--- Start Input records ---
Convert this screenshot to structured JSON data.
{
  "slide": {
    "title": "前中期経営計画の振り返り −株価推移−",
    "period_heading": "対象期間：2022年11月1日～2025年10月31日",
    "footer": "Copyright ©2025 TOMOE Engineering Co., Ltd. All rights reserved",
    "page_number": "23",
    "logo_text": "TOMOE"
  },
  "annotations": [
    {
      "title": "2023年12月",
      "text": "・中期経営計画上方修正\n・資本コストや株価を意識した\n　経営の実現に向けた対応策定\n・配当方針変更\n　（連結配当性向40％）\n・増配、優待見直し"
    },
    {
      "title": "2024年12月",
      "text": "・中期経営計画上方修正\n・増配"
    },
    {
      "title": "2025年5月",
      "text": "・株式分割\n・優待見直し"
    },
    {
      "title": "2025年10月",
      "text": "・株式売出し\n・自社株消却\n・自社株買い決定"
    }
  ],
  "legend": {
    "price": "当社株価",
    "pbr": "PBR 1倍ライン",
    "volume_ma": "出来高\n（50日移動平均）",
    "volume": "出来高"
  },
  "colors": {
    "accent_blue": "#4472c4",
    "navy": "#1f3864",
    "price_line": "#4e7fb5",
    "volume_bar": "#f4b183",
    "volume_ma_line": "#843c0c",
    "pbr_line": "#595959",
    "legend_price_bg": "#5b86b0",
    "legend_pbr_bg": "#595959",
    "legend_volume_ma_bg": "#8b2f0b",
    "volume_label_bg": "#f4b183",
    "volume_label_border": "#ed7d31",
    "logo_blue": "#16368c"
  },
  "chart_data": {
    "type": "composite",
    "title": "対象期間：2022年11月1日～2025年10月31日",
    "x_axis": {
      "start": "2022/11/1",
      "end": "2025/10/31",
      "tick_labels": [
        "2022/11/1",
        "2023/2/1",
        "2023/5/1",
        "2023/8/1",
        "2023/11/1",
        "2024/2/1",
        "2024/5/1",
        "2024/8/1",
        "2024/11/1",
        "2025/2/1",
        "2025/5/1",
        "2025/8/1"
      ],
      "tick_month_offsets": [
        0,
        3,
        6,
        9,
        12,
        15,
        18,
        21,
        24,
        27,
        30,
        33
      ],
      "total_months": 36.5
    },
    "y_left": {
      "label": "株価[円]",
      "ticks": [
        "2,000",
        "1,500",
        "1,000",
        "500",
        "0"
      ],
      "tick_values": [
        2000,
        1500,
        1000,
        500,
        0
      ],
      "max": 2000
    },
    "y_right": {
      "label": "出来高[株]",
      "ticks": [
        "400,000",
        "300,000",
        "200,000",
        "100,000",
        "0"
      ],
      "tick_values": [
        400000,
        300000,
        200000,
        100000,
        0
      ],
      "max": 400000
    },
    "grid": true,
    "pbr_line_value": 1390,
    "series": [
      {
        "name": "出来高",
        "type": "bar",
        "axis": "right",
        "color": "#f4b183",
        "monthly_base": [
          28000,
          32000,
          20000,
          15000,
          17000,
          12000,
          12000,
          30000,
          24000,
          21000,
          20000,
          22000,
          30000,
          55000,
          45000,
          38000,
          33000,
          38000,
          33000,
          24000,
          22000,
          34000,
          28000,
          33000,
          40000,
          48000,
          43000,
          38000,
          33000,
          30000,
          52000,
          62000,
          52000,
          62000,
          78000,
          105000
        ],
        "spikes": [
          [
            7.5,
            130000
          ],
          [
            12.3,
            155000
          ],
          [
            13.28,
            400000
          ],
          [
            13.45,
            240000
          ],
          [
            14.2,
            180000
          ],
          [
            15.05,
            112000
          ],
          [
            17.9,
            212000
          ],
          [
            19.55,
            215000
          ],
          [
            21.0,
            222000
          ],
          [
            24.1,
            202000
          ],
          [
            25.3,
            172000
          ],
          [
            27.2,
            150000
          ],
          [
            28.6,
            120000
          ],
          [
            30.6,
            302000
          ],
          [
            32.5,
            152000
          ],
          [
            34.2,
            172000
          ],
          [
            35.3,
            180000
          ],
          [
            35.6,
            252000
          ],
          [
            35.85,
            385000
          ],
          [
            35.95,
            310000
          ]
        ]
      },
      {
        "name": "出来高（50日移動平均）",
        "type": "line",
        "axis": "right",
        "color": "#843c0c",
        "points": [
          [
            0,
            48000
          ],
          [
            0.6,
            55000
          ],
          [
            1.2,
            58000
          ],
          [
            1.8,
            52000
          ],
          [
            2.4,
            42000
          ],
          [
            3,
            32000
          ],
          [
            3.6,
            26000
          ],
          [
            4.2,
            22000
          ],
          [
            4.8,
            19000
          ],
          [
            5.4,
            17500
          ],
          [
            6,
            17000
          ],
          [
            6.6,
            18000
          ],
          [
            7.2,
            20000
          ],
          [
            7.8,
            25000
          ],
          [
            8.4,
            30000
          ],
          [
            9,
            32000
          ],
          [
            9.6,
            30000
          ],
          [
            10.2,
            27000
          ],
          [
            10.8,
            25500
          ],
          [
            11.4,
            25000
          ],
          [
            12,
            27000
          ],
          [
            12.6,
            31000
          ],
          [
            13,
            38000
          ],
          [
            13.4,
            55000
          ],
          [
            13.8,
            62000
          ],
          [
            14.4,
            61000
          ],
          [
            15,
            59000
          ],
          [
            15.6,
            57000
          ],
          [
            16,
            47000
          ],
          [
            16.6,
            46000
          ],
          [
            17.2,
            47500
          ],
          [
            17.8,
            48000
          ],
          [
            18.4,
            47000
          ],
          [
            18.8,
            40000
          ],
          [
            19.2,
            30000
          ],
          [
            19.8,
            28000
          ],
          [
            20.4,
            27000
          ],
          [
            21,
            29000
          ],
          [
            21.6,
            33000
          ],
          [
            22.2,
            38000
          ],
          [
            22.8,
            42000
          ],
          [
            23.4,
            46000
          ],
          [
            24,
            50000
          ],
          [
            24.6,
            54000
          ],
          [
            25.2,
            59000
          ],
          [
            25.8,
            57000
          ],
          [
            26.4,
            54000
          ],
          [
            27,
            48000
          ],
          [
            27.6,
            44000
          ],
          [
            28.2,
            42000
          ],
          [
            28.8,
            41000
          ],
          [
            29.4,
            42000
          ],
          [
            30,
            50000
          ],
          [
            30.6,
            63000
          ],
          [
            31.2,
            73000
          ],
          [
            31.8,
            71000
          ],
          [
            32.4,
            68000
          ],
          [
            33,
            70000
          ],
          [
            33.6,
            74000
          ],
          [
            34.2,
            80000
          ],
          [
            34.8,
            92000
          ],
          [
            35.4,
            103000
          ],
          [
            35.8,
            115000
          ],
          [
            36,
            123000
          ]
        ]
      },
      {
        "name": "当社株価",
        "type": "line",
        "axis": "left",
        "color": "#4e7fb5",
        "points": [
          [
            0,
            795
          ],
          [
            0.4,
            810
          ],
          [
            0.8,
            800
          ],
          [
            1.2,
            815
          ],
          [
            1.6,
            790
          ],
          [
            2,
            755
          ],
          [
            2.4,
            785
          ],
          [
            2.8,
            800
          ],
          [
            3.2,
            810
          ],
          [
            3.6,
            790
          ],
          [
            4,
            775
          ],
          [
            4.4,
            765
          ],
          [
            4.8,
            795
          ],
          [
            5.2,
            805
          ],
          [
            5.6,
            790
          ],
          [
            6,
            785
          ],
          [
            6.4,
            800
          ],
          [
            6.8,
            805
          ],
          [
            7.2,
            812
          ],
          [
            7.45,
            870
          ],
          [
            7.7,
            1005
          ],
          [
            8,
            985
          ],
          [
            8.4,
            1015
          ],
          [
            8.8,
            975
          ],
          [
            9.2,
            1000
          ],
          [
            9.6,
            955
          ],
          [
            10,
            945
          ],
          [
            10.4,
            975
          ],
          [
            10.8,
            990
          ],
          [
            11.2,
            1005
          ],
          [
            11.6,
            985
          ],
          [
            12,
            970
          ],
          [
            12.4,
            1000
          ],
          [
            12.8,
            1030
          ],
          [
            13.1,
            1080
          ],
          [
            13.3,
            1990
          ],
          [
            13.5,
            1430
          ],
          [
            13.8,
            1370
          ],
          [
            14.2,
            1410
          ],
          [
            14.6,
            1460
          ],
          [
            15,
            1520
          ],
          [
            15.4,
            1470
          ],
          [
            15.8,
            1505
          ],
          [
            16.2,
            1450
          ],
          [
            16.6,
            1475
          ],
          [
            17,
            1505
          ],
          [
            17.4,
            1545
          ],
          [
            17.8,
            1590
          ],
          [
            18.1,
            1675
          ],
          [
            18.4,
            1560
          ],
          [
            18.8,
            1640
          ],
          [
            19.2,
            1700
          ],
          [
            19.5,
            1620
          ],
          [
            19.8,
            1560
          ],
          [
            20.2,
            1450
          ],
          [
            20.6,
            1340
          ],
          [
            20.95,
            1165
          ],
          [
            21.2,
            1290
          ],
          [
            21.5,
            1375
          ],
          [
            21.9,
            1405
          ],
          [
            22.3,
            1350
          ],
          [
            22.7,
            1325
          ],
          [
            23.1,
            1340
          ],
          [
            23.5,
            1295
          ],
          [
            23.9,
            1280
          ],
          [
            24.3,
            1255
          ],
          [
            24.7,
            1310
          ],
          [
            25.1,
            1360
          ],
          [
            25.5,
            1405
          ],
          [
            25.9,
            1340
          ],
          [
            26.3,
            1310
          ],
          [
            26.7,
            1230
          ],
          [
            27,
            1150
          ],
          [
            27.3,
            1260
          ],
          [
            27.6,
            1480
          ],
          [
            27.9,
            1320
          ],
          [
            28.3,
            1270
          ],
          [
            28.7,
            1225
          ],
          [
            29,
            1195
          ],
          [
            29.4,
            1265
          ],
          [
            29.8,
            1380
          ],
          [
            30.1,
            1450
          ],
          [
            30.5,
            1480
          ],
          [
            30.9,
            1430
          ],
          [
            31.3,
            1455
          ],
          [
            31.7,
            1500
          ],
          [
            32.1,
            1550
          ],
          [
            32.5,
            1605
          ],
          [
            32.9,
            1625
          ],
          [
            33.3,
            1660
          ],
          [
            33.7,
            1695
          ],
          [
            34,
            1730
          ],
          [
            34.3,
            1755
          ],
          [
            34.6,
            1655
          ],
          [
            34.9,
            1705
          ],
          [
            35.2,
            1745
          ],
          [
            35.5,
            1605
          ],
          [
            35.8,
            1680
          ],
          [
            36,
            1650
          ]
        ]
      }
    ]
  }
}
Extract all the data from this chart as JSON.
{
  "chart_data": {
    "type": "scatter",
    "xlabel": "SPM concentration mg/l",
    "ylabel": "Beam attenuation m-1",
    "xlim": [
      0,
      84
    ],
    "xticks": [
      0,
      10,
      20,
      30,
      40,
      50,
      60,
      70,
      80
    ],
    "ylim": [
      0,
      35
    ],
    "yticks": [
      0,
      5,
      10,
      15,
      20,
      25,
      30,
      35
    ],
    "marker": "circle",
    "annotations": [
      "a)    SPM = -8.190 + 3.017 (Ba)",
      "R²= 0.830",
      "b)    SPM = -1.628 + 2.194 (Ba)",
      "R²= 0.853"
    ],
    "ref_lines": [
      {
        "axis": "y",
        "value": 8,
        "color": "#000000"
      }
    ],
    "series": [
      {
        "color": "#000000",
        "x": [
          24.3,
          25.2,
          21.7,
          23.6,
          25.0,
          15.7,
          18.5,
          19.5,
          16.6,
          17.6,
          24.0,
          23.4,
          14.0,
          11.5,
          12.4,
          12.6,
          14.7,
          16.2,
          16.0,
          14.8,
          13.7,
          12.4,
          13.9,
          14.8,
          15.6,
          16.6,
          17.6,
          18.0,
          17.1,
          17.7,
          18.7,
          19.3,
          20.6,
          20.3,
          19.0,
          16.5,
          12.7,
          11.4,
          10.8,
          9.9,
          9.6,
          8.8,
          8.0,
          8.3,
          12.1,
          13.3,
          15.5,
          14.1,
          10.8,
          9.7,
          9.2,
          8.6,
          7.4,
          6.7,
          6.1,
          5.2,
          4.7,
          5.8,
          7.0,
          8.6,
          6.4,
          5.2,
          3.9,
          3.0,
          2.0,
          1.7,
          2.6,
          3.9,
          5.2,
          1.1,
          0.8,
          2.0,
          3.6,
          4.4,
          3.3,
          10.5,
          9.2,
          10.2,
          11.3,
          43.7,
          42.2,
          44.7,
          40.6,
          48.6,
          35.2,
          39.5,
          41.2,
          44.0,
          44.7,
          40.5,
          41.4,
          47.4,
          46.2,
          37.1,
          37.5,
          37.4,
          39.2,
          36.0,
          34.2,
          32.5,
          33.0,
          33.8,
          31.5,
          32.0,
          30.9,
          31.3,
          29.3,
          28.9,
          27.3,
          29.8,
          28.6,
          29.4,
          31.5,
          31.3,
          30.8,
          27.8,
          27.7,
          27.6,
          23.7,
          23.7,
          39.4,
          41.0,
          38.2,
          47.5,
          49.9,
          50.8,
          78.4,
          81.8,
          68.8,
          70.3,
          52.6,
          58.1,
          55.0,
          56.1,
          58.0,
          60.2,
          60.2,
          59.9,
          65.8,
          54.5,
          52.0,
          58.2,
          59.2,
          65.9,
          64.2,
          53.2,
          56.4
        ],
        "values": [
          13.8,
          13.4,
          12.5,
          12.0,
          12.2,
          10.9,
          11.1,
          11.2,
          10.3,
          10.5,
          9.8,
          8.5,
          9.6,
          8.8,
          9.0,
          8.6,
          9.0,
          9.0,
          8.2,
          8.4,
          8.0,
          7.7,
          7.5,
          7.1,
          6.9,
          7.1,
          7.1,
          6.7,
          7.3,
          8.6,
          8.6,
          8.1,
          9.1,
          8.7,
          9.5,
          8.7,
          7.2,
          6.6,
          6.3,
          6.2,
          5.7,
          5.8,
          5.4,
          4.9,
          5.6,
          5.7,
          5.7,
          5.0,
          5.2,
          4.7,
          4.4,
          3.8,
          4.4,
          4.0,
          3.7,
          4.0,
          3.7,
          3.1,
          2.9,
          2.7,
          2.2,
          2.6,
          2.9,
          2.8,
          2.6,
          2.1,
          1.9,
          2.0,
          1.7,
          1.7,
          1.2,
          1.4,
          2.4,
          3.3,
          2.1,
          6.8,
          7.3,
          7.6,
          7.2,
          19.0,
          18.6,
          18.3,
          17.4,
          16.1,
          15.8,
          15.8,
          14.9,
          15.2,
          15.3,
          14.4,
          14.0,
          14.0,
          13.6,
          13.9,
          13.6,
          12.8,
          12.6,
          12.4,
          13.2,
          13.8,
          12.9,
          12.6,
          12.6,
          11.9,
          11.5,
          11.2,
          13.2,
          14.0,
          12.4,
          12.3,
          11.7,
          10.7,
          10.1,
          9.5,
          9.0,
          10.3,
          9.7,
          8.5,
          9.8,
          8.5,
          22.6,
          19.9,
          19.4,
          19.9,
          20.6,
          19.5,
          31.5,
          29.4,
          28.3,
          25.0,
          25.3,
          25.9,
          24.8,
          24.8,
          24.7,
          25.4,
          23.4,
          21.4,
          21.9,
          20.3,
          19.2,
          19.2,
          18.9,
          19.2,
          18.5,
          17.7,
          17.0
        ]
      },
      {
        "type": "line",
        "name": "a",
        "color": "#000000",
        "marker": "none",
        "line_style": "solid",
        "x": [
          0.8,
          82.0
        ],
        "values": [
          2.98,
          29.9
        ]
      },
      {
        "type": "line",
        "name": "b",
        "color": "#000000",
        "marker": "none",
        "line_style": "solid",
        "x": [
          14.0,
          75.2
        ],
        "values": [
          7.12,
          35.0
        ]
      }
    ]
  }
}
--- End Input records ---
Filter the records above for lines containing the word "TOMOE", and copy those lines.

_Correct answer:_
    "footer": "Copyright ©2025 TOMOE Engineering Co., Ltd. All rights reserved",
    "logo_text": "TOMOE"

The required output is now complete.